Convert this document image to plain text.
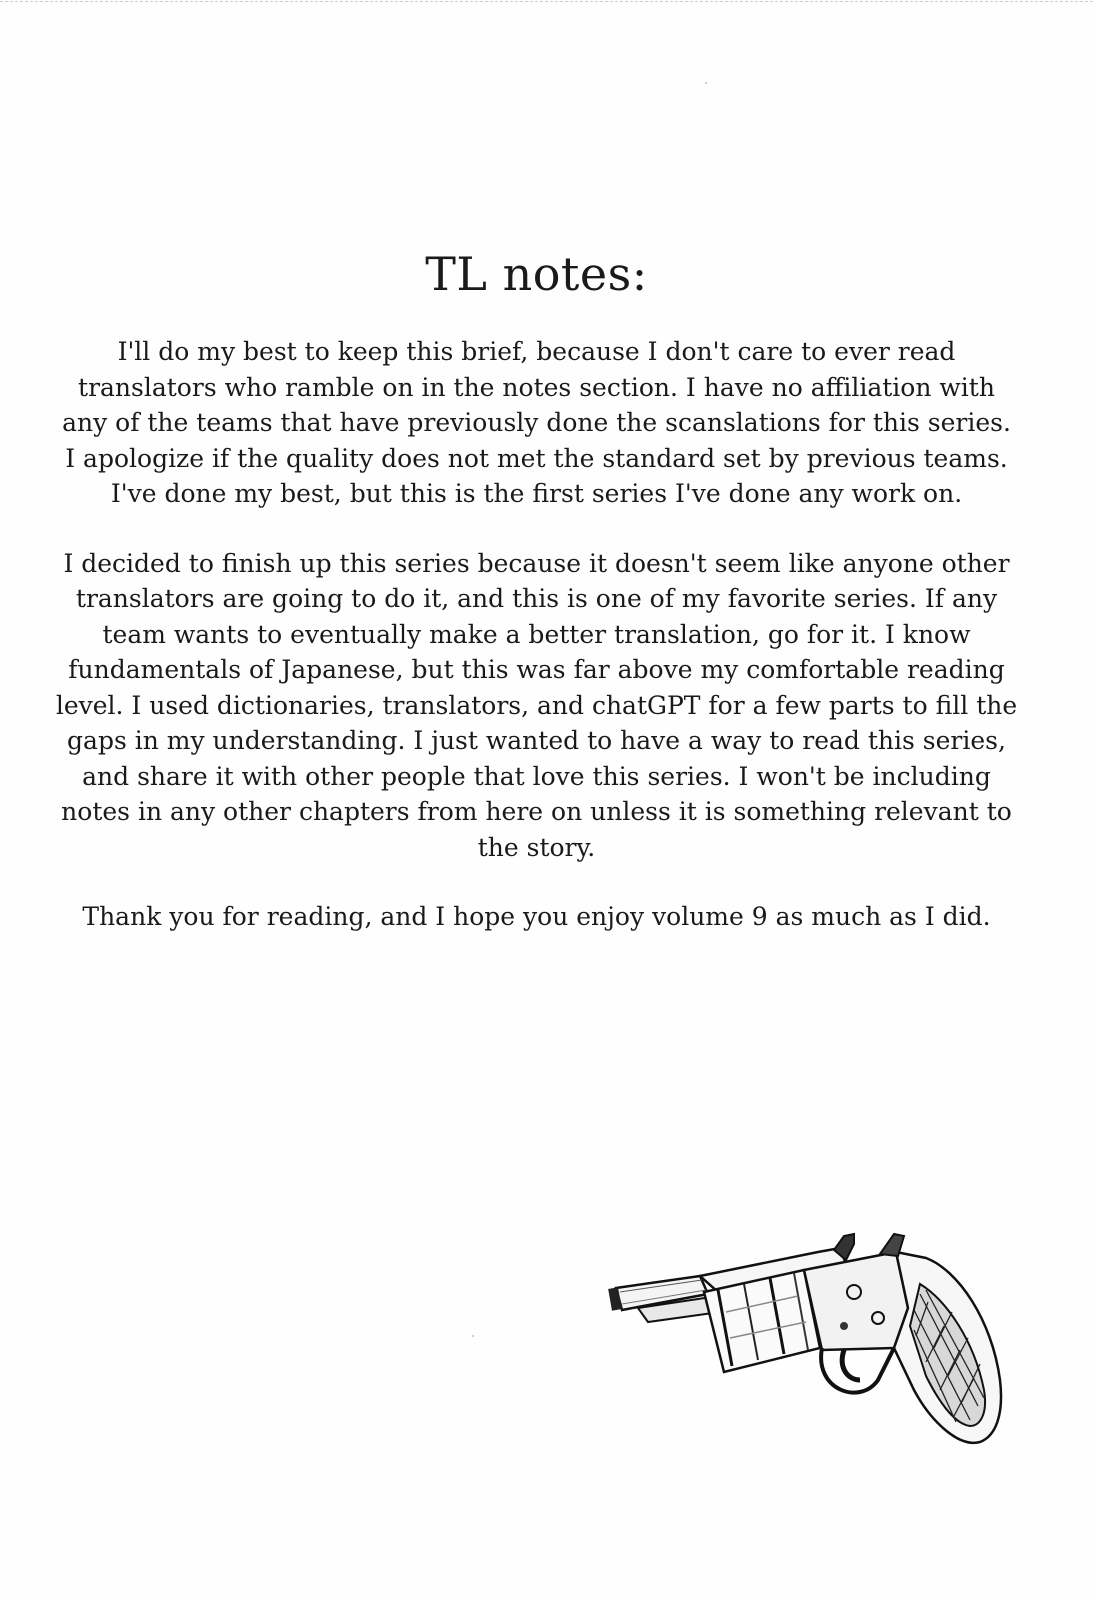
TL notes:

I'll do my best to keep this brief, because I don't care to ever read translators who ramble on in the notes section. I have no affiliation with any of the teams that have previously done the scanslations for this series. I apologize if the quality does not met the standard set by previous teams. I've done my best, but this is the first series I've done any work on.

I decided to finish up this series because it doesn't seem like anyone other translators are going to do it, and this is one of my favorite series. If any team wants to eventually make a better translation, go for it. I know fundamentals of Japanese, but this was far above my comfortable reading level. I used dictionaries, translators, and chatGPT for a few parts to fill the gaps in my understanding. I just wanted to have a way to read this series, and share it with other people that love this series. I won't be including notes in any other chapters from here on unless it is something relevant to the story.

Thank you for reading, and I hope you enjoy volume 9 as much as I did.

§

### What the exercise asks
Without the pictures, transcribe the listing above exactly.

### Written answer
Convert this document image to plain text.
TL notes:

I'll do my best to keep this brief, because I don't care to ever read translators who ramble on in the notes section. I have no affiliation with any of the teams that have previously done the scanslations for this series. I apologize if the quality does not met the standard set by previous teams. I've done my best, but this is the first series I've done any work on.

I decided to finish up this series because it doesn't seem like anyone other translators are going to do it, and this is one of my favorite series. If any team wants to eventually make a better translation, go for it. I know fundamentals of Japanese, but this was far above my comfortable reading level. I used dictionaries, translators, and chatGPT for a few parts to fill the gaps in my understanding. I just wanted to have a way to read this series, and share it with other people that love this series. I won't be including notes in any other chapters from here on unless it is something relevant to the story.

Thank you for reading, and I hope you enjoy volume 9 as much as I did.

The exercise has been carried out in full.